%%

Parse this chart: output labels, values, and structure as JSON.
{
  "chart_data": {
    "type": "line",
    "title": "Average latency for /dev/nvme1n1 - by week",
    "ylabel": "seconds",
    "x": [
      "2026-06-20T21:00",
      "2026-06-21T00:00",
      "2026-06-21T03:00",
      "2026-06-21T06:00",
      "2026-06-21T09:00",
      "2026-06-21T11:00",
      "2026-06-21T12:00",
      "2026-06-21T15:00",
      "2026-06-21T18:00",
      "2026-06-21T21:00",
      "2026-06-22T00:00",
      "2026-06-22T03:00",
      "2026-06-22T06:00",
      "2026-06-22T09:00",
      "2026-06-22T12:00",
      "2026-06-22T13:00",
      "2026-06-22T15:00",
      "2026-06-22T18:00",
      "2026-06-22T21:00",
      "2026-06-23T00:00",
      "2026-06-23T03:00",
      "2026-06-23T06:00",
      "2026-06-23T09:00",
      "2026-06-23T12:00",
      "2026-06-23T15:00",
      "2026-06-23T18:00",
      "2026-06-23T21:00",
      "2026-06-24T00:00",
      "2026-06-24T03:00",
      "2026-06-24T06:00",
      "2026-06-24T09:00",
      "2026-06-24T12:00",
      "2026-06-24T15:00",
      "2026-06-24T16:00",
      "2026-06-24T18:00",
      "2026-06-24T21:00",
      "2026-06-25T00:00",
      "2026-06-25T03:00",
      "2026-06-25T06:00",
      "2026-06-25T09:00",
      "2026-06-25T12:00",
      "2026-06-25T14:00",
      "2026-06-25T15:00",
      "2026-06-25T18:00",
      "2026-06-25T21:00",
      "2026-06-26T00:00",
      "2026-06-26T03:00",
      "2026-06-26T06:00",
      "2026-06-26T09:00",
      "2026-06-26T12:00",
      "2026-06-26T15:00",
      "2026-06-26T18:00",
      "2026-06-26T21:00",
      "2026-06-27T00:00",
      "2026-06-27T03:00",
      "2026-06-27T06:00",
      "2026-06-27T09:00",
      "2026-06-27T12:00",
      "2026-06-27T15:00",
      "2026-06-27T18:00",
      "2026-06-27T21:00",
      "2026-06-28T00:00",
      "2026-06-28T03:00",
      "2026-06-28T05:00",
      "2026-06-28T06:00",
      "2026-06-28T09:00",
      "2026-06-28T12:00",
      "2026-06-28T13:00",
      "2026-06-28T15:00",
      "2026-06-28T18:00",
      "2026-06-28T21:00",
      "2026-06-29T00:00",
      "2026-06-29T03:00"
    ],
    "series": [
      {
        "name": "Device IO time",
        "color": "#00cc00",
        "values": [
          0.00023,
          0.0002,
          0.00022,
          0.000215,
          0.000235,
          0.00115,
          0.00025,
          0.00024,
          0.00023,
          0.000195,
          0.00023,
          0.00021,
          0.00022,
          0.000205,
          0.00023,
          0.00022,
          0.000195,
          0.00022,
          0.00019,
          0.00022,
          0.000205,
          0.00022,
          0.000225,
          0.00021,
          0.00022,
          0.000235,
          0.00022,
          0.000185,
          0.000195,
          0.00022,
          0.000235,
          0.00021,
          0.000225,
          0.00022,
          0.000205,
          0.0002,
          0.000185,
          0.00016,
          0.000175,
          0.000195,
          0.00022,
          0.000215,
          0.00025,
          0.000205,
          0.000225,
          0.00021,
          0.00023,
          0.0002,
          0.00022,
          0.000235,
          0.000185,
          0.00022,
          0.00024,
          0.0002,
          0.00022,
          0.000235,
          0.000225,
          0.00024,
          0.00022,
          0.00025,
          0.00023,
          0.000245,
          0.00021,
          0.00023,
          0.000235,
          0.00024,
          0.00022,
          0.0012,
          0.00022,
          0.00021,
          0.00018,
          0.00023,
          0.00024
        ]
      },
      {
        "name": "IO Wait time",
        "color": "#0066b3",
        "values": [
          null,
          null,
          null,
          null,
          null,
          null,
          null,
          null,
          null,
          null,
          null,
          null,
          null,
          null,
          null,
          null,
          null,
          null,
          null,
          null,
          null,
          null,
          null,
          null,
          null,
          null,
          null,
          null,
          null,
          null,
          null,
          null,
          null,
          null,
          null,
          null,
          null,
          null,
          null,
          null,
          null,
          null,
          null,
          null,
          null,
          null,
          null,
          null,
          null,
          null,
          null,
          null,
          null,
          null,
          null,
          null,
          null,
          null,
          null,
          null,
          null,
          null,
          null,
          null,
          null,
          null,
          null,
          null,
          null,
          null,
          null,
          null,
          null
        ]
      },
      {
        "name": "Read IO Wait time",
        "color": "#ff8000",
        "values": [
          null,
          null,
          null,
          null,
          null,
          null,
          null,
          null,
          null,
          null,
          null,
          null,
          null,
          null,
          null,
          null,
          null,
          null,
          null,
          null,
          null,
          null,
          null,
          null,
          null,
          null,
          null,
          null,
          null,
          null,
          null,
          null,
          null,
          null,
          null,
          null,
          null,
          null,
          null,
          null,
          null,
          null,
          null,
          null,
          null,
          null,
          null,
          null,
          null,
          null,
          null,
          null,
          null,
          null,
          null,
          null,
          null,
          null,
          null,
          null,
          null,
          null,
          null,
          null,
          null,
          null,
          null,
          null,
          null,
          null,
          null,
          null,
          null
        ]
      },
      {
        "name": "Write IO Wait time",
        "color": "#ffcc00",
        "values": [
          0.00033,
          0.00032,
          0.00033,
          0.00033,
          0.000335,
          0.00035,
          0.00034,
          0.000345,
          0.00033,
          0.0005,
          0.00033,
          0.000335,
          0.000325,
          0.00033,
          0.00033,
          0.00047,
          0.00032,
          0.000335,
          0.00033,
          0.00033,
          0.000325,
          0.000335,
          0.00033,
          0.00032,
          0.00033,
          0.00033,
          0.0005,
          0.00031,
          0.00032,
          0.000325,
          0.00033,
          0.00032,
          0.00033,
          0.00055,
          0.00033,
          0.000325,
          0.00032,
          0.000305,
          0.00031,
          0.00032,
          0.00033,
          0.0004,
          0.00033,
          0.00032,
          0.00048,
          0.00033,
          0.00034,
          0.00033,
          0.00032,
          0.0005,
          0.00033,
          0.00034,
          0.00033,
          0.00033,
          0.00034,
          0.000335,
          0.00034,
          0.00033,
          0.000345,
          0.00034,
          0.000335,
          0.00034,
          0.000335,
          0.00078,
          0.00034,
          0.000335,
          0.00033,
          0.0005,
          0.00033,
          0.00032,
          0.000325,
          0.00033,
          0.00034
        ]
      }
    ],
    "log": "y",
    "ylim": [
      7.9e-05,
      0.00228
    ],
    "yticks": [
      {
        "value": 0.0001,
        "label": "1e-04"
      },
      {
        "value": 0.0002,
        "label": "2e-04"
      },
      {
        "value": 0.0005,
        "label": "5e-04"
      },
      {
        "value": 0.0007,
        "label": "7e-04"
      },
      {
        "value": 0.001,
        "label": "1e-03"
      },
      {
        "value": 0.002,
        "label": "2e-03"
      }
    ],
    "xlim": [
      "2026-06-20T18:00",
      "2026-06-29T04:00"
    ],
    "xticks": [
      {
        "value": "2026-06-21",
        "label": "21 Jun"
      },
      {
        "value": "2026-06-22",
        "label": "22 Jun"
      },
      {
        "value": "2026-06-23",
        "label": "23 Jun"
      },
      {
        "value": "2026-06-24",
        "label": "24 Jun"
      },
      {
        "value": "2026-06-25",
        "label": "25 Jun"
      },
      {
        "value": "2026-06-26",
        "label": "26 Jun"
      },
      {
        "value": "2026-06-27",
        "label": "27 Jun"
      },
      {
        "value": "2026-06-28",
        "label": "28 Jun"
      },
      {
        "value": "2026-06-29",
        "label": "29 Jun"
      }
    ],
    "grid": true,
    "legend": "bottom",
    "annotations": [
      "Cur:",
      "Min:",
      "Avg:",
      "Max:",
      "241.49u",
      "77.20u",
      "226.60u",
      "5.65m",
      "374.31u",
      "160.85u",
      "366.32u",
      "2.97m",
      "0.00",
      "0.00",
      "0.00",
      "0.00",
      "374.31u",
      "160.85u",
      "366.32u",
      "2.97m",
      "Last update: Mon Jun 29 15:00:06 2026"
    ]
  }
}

%%

Exercise details
Extract every line containing the string "Wait" from the material.

Full response
        "name": "IO Wait time",
        "name": "Read IO Wait time",
        "name": "Write IO Wait time",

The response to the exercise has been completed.